• [Task to complete] Copy out every line of the entries below verbatim, omitting the pictures.

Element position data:
= = = = = = =

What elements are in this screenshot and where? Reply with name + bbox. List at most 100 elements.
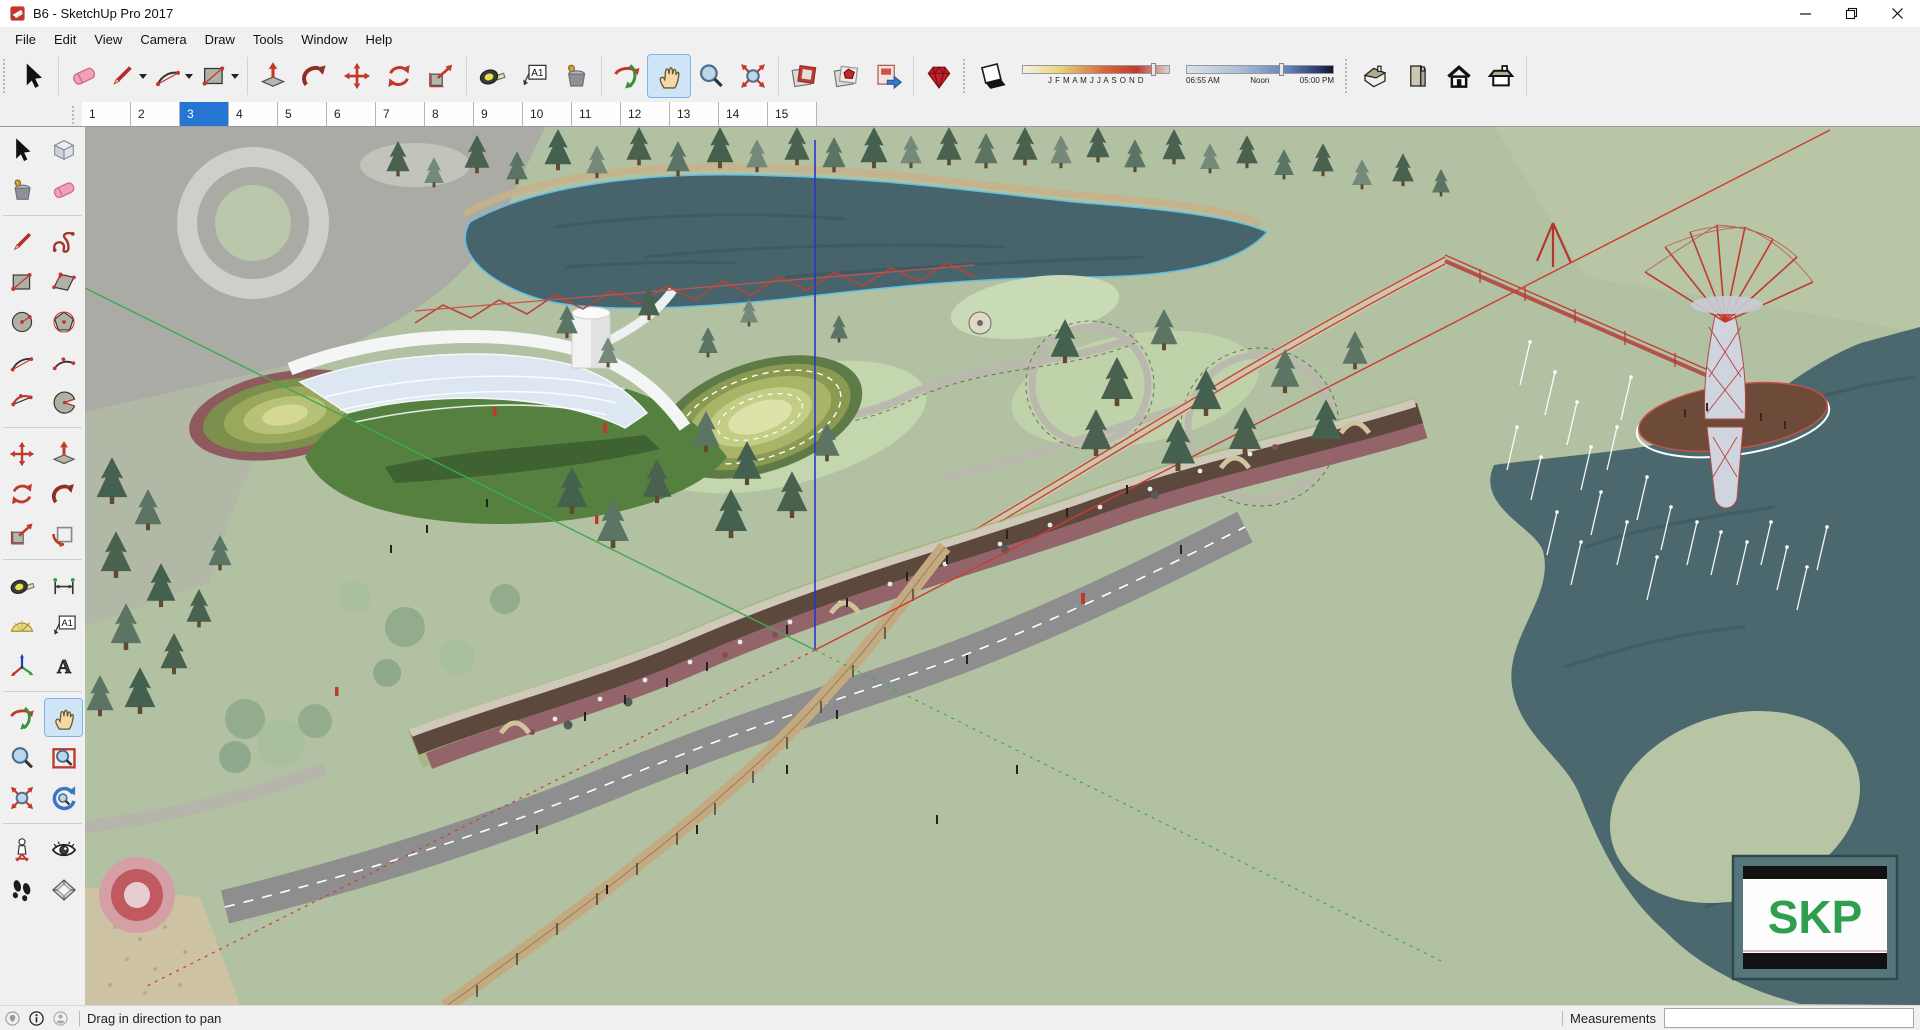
shapes-tool-dropdown[interactable] — [231, 73, 239, 79]
menu-window[interactable]: Window — [292, 29, 356, 50]
scene-tab-9[interactable]: 9 — [474, 102, 523, 126]
arc-tool[interactable] — [3, 343, 40, 380]
line-tool-button[interactable] — [105, 55, 139, 97]
credits-button[interactable] — [24, 1006, 48, 1030]
date-gradient-strip[interactable] — [1022, 65, 1170, 74]
tape-measure-tool[interactable] — [3, 567, 40, 604]
text-tool-button[interactable]: A1 — [513, 55, 555, 97]
toolbar-grip[interactable] — [3, 59, 9, 93]
menu-camera[interactable]: Camera — [131, 29, 195, 50]
3d-text-tool[interactable]: A — [45, 647, 82, 684]
look-around-tool[interactable] — [45, 831, 82, 868]
section-plane-tool[interactable] — [45, 871, 82, 908]
scene-tab-6[interactable]: 6 — [327, 102, 376, 126]
scene-tab-5[interactable]: 5 — [278, 102, 327, 126]
move-tool-button[interactable] — [336, 55, 378, 97]
scene-tab-12[interactable]: 12 — [621, 102, 670, 126]
time-slider-handle[interactable] — [1279, 63, 1285, 76]
follow-me-tool[interactable] — [45, 475, 82, 512]
orbit-tool-button[interactable] — [606, 55, 648, 97]
viewport-3d-canvas[interactable]: SKP — [85, 127, 1920, 1005]
menu-edit[interactable]: Edit — [45, 29, 85, 50]
walk-tool[interactable] — [3, 871, 40, 908]
toolbar-grip[interactable] — [963, 59, 969, 93]
freehand-tool[interactable] — [45, 223, 82, 260]
export-model-button[interactable] — [825, 55, 867, 97]
pan-tool[interactable] — [44, 698, 83, 737]
ruby-console-button[interactable] — [918, 55, 960, 97]
scene-tab-7[interactable]: 7 — [376, 102, 425, 126]
arc-tool-dropdown[interactable] — [185, 73, 193, 79]
scene-tab-4[interactable]: 4 — [229, 102, 278, 126]
paint-bucket-button[interactable] — [555, 55, 597, 97]
time-gradient-strip[interactable] — [1186, 65, 1334, 74]
circle-tool[interactable] — [3, 303, 40, 340]
scene-tab-2[interactable]: 2 — [131, 102, 180, 126]
dimension-tool[interactable] — [45, 567, 82, 604]
make-component-tool[interactable] — [45, 131, 82, 168]
zoom-tool[interactable] — [3, 739, 40, 776]
export-layout-button[interactable] — [783, 55, 825, 97]
export-image-button[interactable] — [867, 55, 909, 97]
select-tool-button[interactable] — [12, 55, 54, 97]
component-house-button[interactable] — [1354, 55, 1396, 97]
axes-tool[interactable] — [3, 647, 40, 684]
minimize-button[interactable] — [1782, 0, 1828, 27]
menu-view[interactable]: View — [85, 29, 131, 50]
select-tool[interactable] — [3, 131, 40, 168]
previous-view-tool[interactable] — [45, 779, 82, 816]
scale-tool[interactable] — [3, 515, 40, 552]
component-building-button[interactable] — [1396, 55, 1438, 97]
rectangle-tool[interactable] — [3, 263, 40, 300]
scene-tab-15[interactable]: 15 — [768, 102, 817, 126]
shapes-tool-button[interactable] — [197, 55, 231, 97]
menu-help[interactable]: Help — [357, 29, 402, 50]
paint-bucket-tool[interactable] — [3, 171, 40, 208]
offset-tool-button[interactable] — [294, 55, 336, 97]
line-tool-dropdown[interactable] — [139, 73, 147, 79]
component-house-front-button[interactable] — [1438, 55, 1480, 97]
zoom-extents-tool[interactable] — [3, 779, 40, 816]
rotated-rectangle-tool[interactable] — [45, 263, 82, 300]
offset-tool[interactable] — [45, 515, 82, 552]
scene-tab-10[interactable]: 10 — [523, 102, 572, 126]
scale-tool-button[interactable] — [420, 55, 462, 97]
menu-tools[interactable]: Tools — [244, 29, 292, 50]
tabs-grip[interactable] — [72, 106, 80, 124]
toolbar-grip[interactable] — [1345, 59, 1351, 93]
scene-tab-1[interactable]: 1 — [82, 102, 131, 126]
text-tool[interactable]: A1 — [45, 607, 82, 644]
protractor-tool[interactable] — [3, 607, 40, 644]
scene-tab-14[interactable]: 14 — [719, 102, 768, 126]
orbit-tool[interactable] — [3, 699, 40, 736]
shadows-toggle-button[interactable] — [972, 55, 1014, 97]
pie-tool[interactable] — [45, 383, 82, 420]
menu-file[interactable]: File — [6, 29, 45, 50]
position-camera-tool[interactable] — [3, 831, 40, 868]
two-point-arc-tool[interactable] — [45, 343, 82, 380]
eraser-tool[interactable] — [45, 171, 82, 208]
push-pull-tool-button[interactable] — [252, 55, 294, 97]
three-point-arc-tool[interactable] — [3, 383, 40, 420]
move-tool[interactable] — [3, 435, 40, 472]
close-button[interactable] — [1874, 0, 1920, 27]
arc-tool-button[interactable] — [151, 55, 185, 97]
menu-draw[interactable]: Draw — [196, 29, 244, 50]
shadow-date-slider[interactable]: J F M A M J J A S O N D — [1022, 61, 1170, 91]
zoom-extents-button[interactable] — [732, 55, 774, 97]
component-house-flat-button[interactable] — [1480, 55, 1522, 97]
eraser-tool-button[interactable] — [63, 55, 105, 97]
scene-tab-3[interactable]: 3 — [180, 102, 229, 126]
geolocation-button[interactable] — [0, 1006, 24, 1030]
scene-tab-11[interactable]: 11 — [572, 102, 621, 126]
restore-button[interactable] — [1828, 0, 1874, 27]
pan-tool-button[interactable] — [647, 54, 691, 98]
zoom-window-tool[interactable] — [45, 739, 82, 776]
polygon-tool[interactable] — [45, 303, 82, 340]
rotate-tool[interactable] — [3, 475, 40, 512]
rotate-tool-button[interactable] — [378, 55, 420, 97]
sign-in-button[interactable] — [48, 1006, 72, 1030]
zoom-tool-button[interactable] — [690, 55, 732, 97]
scene-tab-13[interactable]: 13 — [670, 102, 719, 126]
line-tool[interactable] — [3, 223, 40, 260]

= = = = = = =

• [Final result]
What elements are in this screenshot and where? Reply with name + bbox. List at most 100 elements.
shapes-tool-dropdown[interactable] — [231, 73, 239, 79]
menu-window[interactable]: Window — [292, 29, 356, 50]
scene-tab-9[interactable]: 9 — [474, 102, 523, 126]
arc-tool[interactable] — [3, 343, 40, 380]
line-tool-button[interactable] — [105, 55, 139, 97]
credits-button[interactable] — [24, 1006, 48, 1030]
date-gradient-strip[interactable] — [1022, 65, 1170, 74]
tape-measure-tool[interactable] — [3, 567, 40, 604]
text-tool-button[interactable]: A1 — [513, 55, 555, 97]
toolbar-grip[interactable] — [3, 59, 9, 93]
menu-camera[interactable]: Camera — [131, 29, 195, 50]
3d-text-tool[interactable]: A — [45, 647, 82, 684]
look-around-tool[interactable] — [45, 831, 82, 868]
section-plane-tool[interactable] — [45, 871, 82, 908]
scene-tab-6[interactable]: 6 — [327, 102, 376, 126]
scene-tab-5[interactable]: 5 — [278, 102, 327, 126]
move-tool-button[interactable] — [336, 55, 378, 97]
scene-tab-12[interactable]: 12 — [621, 102, 670, 126]
time-slider-handle[interactable] — [1279, 63, 1285, 76]
follow-me-tool[interactable] — [45, 475, 82, 512]
orbit-tool-button[interactable] — [606, 55, 648, 97]
viewport-3d-canvas[interactable]: SKP — [85, 127, 1920, 1005]
menu-edit[interactable]: Edit — [45, 29, 85, 50]
walk-tool[interactable] — [3, 871, 40, 908]
toolbar-grip[interactable] — [963, 59, 969, 93]
freehand-tool[interactable] — [45, 223, 82, 260]
export-model-button[interactable] — [825, 55, 867, 97]
pan-tool[interactable] — [44, 698, 83, 737]
ruby-console-button[interactable] — [918, 55, 960, 97]
scene-tab-7[interactable]: 7 — [376, 102, 425, 126]
arc-tool-dropdown[interactable] — [185, 73, 193, 79]
scene-tab-4[interactable]: 4 — [229, 102, 278, 126]
paint-bucket-button[interactable] — [555, 55, 597, 97]
time-gradient-strip[interactable] — [1186, 65, 1334, 74]
circle-tool[interactable] — [3, 303, 40, 340]
scene-tab-2[interactable]: 2 — [131, 102, 180, 126]
dimension-tool[interactable] — [45, 567, 82, 604]
make-component-tool[interactable] — [45, 131, 82, 168]
zoom-tool[interactable] — [3, 739, 40, 776]
export-layout-button[interactable] — [783, 55, 825, 97]
export-image-button[interactable] — [867, 55, 909, 97]
select-tool-button[interactable] — [12, 55, 54, 97]
component-house-button[interactable] — [1354, 55, 1396, 97]
axes-tool[interactable] — [3, 647, 40, 684]
minimize-button[interactable] — [1782, 0, 1828, 27]
menu-view[interactable]: View — [85, 29, 131, 50]
select-tool[interactable] — [3, 131, 40, 168]
previous-view-tool[interactable] — [45, 779, 82, 816]
scale-tool[interactable] — [3, 515, 40, 552]
component-building-button[interactable] — [1396, 55, 1438, 97]
rectangle-tool[interactable] — [3, 263, 40, 300]
scene-tab-15[interactable]: 15 — [768, 102, 817, 126]
shapes-tool-button[interactable] — [197, 55, 231, 97]
menu-help[interactable]: Help — [357, 29, 402, 50]
paint-bucket-tool[interactable] — [3, 171, 40, 208]
offset-tool-button[interactable] — [294, 55, 336, 97]
line-tool-dropdown[interactable] — [139, 73, 147, 79]
component-house-front-button[interactable] — [1438, 55, 1480, 97]
zoom-extents-tool[interactable] — [3, 779, 40, 816]
rotated-rectangle-tool[interactable] — [45, 263, 82, 300]
offset-tool[interactable] — [45, 515, 82, 552]
scene-tab-10[interactable]: 10 — [523, 102, 572, 126]
scale-tool-button[interactable] — [420, 55, 462, 97]
menu-tools[interactable]: Tools — [244, 29, 292, 50]
tabs-grip[interactable] — [72, 106, 80, 124]
toolbar-grip[interactable] — [1345, 59, 1351, 93]
scene-tab-1[interactable]: 1 — [82, 102, 131, 126]
text-tool[interactable]: A1 — [45, 607, 82, 644]
protractor-tool[interactable] — [3, 607, 40, 644]
scene-tab-14[interactable]: 14 — [719, 102, 768, 126]
orbit-tool[interactable] — [3, 699, 40, 736]
shadows-toggle-button[interactable] — [972, 55, 1014, 97]
pie-tool[interactable] — [45, 383, 82, 420]
menu-file[interactable]: File — [6, 29, 45, 50]
position-camera-tool[interactable] — [3, 831, 40, 868]
two-point-arc-tool[interactable] — [45, 343, 82, 380]
eraser-tool[interactable] — [45, 171, 82, 208]
push-pull-tool-button[interactable] — [252, 55, 294, 97]
three-point-arc-tool[interactable] — [3, 383, 40, 420]
move-tool[interactable] — [3, 435, 40, 472]
close-button[interactable] — [1874, 0, 1920, 27]
arc-tool-button[interactable] — [151, 55, 185, 97]
menu-draw[interactable]: Draw — [196, 29, 244, 50]
shadow-date-slider[interactable]: J F M A M J J A S O N D — [1022, 61, 1170, 91]
zoom-extents-button[interactable] — [732, 55, 774, 97]
component-house-flat-button[interactable] — [1480, 55, 1522, 97]
eraser-tool-button[interactable] — [63, 55, 105, 97]
scene-tab-3[interactable]: 3 — [180, 102, 229, 126]
geolocation-button[interactable] — [0, 1006, 24, 1030]
scene-tab-11[interactable]: 11 — [572, 102, 621, 126]
restore-button[interactable] — [1828, 0, 1874, 27]
pan-tool-button[interactable] — [647, 54, 691, 98]
zoom-window-tool[interactable] — [45, 739, 82, 776]
polygon-tool[interactable] — [45, 303, 82, 340]
rotate-tool[interactable] — [3, 475, 40, 512]
rotate-tool-button[interactable] — [378, 55, 420, 97]
sign-in-button[interactable] — [48, 1006, 72, 1030]
zoom-tool-button[interactable] — [690, 55, 732, 97]
scene-tab-13[interactable]: 13 — [670, 102, 719, 126]
line-tool[interactable] — [3, 223, 40, 260]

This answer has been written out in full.